Where does the string "name" appear? Copy every line of the entries below that holds it.

— Start The data —

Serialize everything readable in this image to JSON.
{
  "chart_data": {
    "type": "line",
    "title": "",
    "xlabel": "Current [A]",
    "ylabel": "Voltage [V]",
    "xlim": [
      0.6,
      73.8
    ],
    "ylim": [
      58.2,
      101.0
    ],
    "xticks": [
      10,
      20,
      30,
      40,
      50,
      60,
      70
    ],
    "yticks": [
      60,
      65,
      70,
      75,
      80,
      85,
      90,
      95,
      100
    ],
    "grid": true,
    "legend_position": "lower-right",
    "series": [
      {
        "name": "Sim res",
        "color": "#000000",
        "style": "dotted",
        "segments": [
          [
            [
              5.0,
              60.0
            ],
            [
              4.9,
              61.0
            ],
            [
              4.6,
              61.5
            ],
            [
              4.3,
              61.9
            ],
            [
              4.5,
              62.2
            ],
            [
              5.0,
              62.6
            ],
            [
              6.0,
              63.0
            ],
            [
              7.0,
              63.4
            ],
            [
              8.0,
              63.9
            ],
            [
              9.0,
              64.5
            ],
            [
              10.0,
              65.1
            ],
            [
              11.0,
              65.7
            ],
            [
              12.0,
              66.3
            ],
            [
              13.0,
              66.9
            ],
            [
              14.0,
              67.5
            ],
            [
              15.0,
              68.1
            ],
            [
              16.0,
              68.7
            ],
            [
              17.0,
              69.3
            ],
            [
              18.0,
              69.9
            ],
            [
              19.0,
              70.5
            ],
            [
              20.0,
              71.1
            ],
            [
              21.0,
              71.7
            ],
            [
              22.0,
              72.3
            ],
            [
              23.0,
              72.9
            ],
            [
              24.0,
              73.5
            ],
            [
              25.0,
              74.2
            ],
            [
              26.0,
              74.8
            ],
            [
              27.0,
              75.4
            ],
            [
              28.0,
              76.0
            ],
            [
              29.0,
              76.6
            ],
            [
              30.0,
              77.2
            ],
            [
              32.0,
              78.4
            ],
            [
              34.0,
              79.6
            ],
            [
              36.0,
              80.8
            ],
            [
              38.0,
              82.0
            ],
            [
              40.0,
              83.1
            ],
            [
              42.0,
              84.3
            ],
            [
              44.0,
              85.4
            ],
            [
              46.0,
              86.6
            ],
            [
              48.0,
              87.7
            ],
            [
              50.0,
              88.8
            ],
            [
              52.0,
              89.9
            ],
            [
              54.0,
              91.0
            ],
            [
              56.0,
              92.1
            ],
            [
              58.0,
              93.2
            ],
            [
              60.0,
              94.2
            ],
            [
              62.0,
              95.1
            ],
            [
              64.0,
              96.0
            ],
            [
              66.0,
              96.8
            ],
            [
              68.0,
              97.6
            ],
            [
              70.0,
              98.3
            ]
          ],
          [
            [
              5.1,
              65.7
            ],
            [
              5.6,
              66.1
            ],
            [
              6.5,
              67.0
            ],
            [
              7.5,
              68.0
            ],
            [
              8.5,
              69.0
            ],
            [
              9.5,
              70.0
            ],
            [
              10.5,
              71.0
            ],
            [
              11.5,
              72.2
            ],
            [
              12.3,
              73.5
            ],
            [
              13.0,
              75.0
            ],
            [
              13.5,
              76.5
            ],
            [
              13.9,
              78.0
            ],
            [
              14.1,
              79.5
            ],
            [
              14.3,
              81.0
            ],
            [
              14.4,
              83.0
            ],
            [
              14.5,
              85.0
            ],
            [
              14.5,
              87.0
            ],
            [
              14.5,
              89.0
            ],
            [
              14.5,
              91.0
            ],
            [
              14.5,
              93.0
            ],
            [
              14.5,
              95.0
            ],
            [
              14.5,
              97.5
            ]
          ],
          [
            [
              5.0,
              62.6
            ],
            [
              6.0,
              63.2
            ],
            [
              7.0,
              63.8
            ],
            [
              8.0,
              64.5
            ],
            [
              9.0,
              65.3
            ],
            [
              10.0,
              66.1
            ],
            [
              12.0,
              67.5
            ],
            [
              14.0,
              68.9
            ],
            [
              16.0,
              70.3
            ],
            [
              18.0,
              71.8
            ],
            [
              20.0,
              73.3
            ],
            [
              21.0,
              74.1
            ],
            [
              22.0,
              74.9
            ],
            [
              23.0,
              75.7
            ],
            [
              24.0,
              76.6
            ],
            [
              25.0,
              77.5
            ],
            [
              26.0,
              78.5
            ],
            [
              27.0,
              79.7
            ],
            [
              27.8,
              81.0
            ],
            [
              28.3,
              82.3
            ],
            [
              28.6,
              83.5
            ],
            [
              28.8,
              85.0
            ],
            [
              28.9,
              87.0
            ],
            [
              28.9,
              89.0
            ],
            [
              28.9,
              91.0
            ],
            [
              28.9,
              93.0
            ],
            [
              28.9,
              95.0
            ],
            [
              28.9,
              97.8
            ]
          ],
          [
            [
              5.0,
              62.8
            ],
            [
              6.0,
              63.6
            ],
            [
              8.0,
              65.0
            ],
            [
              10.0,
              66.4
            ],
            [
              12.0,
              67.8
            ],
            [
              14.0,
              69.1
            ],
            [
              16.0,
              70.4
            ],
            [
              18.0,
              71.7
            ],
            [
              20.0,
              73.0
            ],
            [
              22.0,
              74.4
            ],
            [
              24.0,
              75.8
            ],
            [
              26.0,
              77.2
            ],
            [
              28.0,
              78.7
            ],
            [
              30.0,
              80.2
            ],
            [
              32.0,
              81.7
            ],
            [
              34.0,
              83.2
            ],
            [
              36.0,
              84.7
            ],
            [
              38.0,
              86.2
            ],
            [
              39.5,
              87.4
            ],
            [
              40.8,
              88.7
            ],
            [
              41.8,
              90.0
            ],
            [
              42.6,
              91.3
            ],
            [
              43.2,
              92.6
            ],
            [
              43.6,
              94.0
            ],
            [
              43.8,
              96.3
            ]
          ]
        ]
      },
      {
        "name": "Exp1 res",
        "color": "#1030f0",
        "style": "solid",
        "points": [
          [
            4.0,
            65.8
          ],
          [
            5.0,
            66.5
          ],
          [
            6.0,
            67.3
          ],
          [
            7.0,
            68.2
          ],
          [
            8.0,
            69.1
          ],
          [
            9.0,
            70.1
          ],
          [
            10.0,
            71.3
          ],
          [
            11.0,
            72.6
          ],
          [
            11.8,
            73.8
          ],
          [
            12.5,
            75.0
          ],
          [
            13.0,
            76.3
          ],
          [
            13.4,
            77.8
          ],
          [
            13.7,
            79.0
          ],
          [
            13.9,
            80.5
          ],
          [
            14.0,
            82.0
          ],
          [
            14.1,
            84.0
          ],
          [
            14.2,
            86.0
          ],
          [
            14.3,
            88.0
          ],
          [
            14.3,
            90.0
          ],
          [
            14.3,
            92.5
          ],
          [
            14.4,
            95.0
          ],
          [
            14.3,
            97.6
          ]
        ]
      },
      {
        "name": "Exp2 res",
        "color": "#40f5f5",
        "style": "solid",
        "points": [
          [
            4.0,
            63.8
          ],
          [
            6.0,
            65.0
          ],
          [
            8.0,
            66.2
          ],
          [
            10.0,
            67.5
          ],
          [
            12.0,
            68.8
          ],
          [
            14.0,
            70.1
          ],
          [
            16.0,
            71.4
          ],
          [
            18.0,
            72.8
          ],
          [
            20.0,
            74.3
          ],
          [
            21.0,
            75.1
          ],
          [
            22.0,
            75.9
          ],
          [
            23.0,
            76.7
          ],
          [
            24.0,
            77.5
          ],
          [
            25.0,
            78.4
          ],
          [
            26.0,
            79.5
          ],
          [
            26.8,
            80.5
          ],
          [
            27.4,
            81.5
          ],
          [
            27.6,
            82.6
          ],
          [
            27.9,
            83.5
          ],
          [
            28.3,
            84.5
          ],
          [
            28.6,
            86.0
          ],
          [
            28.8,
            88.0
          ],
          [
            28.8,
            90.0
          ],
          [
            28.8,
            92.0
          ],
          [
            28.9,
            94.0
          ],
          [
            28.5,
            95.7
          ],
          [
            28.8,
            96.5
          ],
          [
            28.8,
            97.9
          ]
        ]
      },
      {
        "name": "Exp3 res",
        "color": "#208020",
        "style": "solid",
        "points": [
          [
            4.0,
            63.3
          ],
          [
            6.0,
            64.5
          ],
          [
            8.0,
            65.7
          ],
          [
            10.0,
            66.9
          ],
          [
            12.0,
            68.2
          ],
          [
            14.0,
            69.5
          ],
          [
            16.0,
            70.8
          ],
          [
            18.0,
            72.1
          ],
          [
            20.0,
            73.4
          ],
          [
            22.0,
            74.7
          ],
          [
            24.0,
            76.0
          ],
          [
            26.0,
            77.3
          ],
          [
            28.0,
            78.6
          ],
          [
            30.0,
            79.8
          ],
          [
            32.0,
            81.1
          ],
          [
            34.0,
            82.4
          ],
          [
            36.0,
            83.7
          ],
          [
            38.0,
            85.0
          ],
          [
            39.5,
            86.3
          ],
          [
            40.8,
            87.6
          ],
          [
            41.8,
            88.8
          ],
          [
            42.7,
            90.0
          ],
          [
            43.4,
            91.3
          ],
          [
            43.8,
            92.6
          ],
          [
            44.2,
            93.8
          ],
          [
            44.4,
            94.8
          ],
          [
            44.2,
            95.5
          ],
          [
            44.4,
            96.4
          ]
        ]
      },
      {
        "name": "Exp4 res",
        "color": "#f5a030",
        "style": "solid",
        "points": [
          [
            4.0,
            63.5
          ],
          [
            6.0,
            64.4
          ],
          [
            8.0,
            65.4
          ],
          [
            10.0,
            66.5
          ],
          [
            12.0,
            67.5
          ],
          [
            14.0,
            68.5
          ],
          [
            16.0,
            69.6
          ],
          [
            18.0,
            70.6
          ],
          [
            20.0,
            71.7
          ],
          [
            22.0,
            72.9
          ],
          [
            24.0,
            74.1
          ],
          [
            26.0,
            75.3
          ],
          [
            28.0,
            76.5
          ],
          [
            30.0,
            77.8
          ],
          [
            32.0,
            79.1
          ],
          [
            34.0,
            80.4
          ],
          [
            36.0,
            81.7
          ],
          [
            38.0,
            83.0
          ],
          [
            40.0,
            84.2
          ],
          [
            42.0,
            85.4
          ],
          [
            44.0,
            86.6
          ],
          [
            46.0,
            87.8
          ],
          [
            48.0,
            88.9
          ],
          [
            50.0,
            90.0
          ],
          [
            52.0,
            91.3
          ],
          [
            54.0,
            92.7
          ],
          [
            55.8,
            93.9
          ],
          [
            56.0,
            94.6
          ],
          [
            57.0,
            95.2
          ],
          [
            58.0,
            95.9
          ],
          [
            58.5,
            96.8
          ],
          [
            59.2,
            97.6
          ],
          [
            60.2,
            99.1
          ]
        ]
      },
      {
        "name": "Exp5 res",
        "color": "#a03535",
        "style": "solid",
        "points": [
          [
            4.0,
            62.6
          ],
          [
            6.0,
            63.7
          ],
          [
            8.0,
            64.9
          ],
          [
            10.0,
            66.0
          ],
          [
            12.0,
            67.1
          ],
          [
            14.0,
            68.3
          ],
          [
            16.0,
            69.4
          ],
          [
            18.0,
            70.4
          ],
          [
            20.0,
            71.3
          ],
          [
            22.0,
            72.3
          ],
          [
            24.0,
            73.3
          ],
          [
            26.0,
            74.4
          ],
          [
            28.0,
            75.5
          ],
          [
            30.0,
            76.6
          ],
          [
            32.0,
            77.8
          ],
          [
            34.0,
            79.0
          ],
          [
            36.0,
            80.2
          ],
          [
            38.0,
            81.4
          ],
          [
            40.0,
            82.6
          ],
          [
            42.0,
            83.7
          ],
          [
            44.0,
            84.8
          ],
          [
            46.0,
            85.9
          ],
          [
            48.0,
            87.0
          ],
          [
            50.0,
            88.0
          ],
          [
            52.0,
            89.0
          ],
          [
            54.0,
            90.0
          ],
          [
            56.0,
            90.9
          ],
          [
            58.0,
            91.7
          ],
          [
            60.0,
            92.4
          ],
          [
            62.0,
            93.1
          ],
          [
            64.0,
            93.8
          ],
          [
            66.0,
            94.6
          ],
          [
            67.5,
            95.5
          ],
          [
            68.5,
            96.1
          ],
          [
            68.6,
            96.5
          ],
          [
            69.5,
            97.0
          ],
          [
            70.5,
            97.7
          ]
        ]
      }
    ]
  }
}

— End The data —

Exercise result –
        "name": "Sim res",
        "name": "Exp1 res",
        "name": "Exp2 res",
        "name": "Exp3 res",
        "name": "Exp4 res",
        "name": "Exp5 res",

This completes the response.